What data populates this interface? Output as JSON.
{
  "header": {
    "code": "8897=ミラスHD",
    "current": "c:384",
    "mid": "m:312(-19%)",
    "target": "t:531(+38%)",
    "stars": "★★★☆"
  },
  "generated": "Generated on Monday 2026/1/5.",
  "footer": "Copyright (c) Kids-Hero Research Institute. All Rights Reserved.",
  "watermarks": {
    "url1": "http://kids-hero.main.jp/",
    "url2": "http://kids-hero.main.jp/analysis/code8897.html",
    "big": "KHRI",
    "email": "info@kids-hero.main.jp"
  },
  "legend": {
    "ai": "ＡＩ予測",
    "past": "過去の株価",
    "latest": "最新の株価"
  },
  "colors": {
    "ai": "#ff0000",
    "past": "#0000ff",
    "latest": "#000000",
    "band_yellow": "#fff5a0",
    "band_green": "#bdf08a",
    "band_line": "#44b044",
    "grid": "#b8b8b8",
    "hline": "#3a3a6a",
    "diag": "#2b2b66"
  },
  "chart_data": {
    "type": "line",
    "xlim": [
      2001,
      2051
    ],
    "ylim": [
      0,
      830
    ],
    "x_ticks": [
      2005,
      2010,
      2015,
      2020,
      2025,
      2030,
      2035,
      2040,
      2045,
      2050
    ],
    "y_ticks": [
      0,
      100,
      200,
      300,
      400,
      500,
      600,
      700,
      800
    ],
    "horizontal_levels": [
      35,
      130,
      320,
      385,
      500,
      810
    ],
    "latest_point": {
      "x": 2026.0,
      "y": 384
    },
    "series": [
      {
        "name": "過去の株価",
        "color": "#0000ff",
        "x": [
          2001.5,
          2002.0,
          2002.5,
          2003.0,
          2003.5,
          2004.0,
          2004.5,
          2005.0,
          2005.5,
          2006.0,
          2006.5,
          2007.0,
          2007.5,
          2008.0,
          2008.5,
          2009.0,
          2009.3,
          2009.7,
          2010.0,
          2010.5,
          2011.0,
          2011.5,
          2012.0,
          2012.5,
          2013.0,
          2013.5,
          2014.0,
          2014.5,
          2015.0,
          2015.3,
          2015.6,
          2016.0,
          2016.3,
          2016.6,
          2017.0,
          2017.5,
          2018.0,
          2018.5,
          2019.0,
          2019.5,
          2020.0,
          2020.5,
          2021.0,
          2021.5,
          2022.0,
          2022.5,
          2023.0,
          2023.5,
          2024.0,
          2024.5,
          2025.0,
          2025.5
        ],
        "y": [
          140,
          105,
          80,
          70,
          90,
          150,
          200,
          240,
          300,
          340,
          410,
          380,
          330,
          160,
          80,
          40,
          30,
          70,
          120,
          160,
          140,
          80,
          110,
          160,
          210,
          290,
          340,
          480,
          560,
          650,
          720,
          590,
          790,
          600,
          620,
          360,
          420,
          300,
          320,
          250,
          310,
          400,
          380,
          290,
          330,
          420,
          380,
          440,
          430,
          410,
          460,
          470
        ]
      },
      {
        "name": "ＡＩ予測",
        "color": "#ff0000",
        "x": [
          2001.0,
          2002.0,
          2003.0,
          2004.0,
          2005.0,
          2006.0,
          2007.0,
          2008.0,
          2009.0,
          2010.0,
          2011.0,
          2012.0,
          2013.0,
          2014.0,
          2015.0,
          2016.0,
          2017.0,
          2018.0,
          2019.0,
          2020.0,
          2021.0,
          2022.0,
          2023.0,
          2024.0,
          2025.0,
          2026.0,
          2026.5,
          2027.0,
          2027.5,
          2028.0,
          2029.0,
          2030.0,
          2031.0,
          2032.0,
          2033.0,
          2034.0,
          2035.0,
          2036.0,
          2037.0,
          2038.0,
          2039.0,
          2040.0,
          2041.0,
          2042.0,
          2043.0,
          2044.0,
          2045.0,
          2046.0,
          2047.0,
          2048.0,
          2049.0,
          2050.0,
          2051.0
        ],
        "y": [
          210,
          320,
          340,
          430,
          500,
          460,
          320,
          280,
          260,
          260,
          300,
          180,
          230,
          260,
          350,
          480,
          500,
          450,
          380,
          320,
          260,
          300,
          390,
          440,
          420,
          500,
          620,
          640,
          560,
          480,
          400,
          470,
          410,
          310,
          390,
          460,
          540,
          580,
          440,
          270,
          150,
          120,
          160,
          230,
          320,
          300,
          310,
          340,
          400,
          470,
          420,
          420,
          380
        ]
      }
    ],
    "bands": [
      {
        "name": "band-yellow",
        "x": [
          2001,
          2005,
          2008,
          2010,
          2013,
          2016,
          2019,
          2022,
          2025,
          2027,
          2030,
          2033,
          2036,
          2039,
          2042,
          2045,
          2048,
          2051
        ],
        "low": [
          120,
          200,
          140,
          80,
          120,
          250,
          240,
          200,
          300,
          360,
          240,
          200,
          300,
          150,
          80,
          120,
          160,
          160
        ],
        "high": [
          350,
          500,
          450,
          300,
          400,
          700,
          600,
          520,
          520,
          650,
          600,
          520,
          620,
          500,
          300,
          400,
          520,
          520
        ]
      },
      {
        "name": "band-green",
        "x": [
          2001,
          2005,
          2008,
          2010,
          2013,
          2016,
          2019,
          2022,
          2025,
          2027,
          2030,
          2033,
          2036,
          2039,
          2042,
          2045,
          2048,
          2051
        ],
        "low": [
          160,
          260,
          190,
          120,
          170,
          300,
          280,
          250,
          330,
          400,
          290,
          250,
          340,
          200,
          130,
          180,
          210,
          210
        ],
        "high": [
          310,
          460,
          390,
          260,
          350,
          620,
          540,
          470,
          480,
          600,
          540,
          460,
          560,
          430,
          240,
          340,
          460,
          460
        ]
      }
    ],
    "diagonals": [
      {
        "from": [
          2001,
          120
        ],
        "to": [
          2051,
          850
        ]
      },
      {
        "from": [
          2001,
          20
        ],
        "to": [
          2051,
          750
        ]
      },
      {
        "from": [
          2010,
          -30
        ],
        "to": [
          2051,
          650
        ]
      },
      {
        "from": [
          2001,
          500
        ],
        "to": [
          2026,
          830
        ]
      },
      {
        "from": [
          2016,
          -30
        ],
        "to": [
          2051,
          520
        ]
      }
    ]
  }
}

Directions =
Your task is to give the records above again, exactly.

Solution to this exercise =
What data populates this interface? Output as JSON.
{
  "header": {
    "code": "8897=ミラスHD",
    "current": "c:384",
    "mid": "m:312(-19%)",
    "target": "t:531(+38%)",
    "stars": "★★★☆"
  },
  "generated": "Generated on Monday 2026/1/5.",
  "footer": "Copyright (c) Kids-Hero Research Institute. All Rights Reserved.",
  "watermarks": {
    "url1": "http://kids-hero.main.jp/",
    "url2": "http://kids-hero.main.jp/analysis/code8897.html",
    "big": "KHRI",
    "email": "info@kids-hero.main.jp"
  },
  "legend": {
    "ai": "ＡＩ予測",
    "past": "過去の株価",
    "latest": "最新の株価"
  },
  "colors": {
    "ai": "#ff0000",
    "past": "#0000ff",
    "latest": "#000000",
    "band_yellow": "#fff5a0",
    "band_green": "#bdf08a",
    "band_line": "#44b044",
    "grid": "#b8b8b8",
    "hline": "#3a3a6a",
    "diag": "#2b2b66"
  },
  "chart_data": {
    "type": "line",
    "xlim": [
      2001,
      2051
    ],
    "ylim": [
      0,
      830
    ],
    "x_ticks": [
      2005,
      2010,
      2015,
      2020,
      2025,
      2030,
      2035,
      2040,
      2045,
      2050
    ],
    "y_ticks": [
      0,
      100,
      200,
      300,
      400,
      500,
      600,
      700,
      800
    ],
    "horizontal_levels": [
      35,
      130,
      320,
      385,
      500,
      810
    ],
    "latest_point": {
      "x": 2026.0,
      "y": 384
    },
    "series": [
      {
        "name": "過去の株価",
        "color": "#0000ff",
        "x": [
          2001.5,
          2002.0,
          2002.5,
          2003.0,
          2003.5,
          2004.0,
          2004.5,
          2005.0,
          2005.5,
          2006.0,
          2006.5,
          2007.0,
          2007.5,
          2008.0,
          2008.5,
          2009.0,
          2009.3,
          2009.7,
          2010.0,
          2010.5,
          2011.0,
          2011.5,
          2012.0,
          2012.5,
          2013.0,
          2013.5,
          2014.0,
          2014.5,
          2015.0,
          2015.3,
          2015.6,
          2016.0,
          2016.3,
          2016.6,
          2017.0,
          2017.5,
          2018.0,
          2018.5,
          2019.0,
          2019.5,
          2020.0,
          2020.5,
          2021.0,
          2021.5,
          2022.0,
          2022.5,
          2023.0,
          2023.5,
          2024.0,
          2024.5,
          2025.0,
          2025.5
        ],
        "y": [
          140,
          105,
          80,
          70,
          90,
          150,
          200,
          240,
          300,
          340,
          410,
          380,
          330,
          160,
          80,
          40,
          30,
          70,
          120,
          160,
          140,
          80,
          110,
          160,
          210,
          290,
          340,
          480,
          560,
          650,
          720,
          590,
          790,
          600,
          620,
          360,
          420,
          300,
          320,
          250,
          310,
          400,
          380,
          290,
          330,
          420,
          380,
          440,
          430,
          410,
          460,
          470
        ]
      },
      {
        "name": "ＡＩ予測",
        "color": "#ff0000",
        "x": [
          2001.0,
          2002.0,
          2003.0,
          2004.0,
          2005.0,
          2006.0,
          2007.0,
          2008.0,
          2009.0,
          2010.0,
          2011.0,
          2012.0,
          2013.0,
          2014.0,
          2015.0,
          2016.0,
          2017.0,
          2018.0,
          2019.0,
          2020.0,
          2021.0,
          2022.0,
          2023.0,
          2024.0,
          2025.0,
          2026.0,
          2026.5,
          2027.0,
          2027.5,
          2028.0,
          2029.0,
          2030.0,
          2031.0,
          2032.0,
          2033.0,
          2034.0,
          2035.0,
          2036.0,
          2037.0,
          2038.0,
          2039.0,
          2040.0,
          2041.0,
          2042.0,
          2043.0,
          2044.0,
          2045.0,
          2046.0,
          2047.0,
          2048.0,
          2049.0,
          2050.0,
          2051.0
        ],
        "y": [
          210,
          320,
          340,
          430,
          500,
          460,
          320,
          280,
          260,
          260,
          300,
          180,
          230,
          260,
          350,
          480,
          500,
          450,
          380,
          320,
          260,
          300,
          390,
          440,
          420,
          500,
          620,
          640,
          560,
          480,
          400,
          470,
          410,
          310,
          390,
          460,
          540,
          580,
          440,
          270,
          150,
          120,
          160,
          230,
          320,
          300,
          310,
          340,
          400,
          470,
          420,
          420,
          380
        ]
      }
    ],
    "bands": [
      {
        "name": "band-yellow",
        "x": [
          2001,
          2005,
          2008,
          2010,
          2013,
          2016,
          2019,
          2022,
          2025,
          2027,
          2030,
          2033,
          2036,
          2039,
          2042,
          2045,
          2048,
          2051
        ],
        "low": [
          120,
          200,
          140,
          80,
          120,
          250,
          240,
          200,
          300,
          360,
          240,
          200,
          300,
          150,
          80,
          120,
          160,
          160
        ],
        "high": [
          350,
          500,
          450,
          300,
          400,
          700,
          600,
          520,
          520,
          650,
          600,
          520,
          620,
          500,
          300,
          400,
          520,
          520
        ]
      },
      {
        "name": "band-green",
        "x": [
          2001,
          2005,
          2008,
          2010,
          2013,
          2016,
          2019,
          2022,
          2025,
          2027,
          2030,
          2033,
          2036,
          2039,
          2042,
          2045,
          2048,
          2051
        ],
        "low": [
          160,
          260,
          190,
          120,
          170,
          300,
          280,
          250,
          330,
          400,
          290,
          250,
          340,
          200,
          130,
          180,
          210,
          210
        ],
        "high": [
          310,
          460,
          390,
          260,
          350,
          620,
          540,
          470,
          480,
          600,
          540,
          460,
          560,
          430,
          240,
          340,
          460,
          460
        ]
      }
    ],
    "diagonals": [
      {
        "from": [
          2001,
          120
        ],
        "to": [
          2051,
          850
        ]
      },
      {
        "from": [
          2001,
          20
        ],
        "to": [
          2051,
          750
        ]
      },
      {
        "from": [
          2010,
          -30
        ],
        "to": [
          2051,
          650
        ]
      },
      {
        "from": [
          2001,
          500
        ],
        "to": [
          2026,
          830
        ]
      },
      {
        "from": [
          2016,
          -30
        ],
        "to": [
          2051,
          520
        ]
      }
    ]
  }
}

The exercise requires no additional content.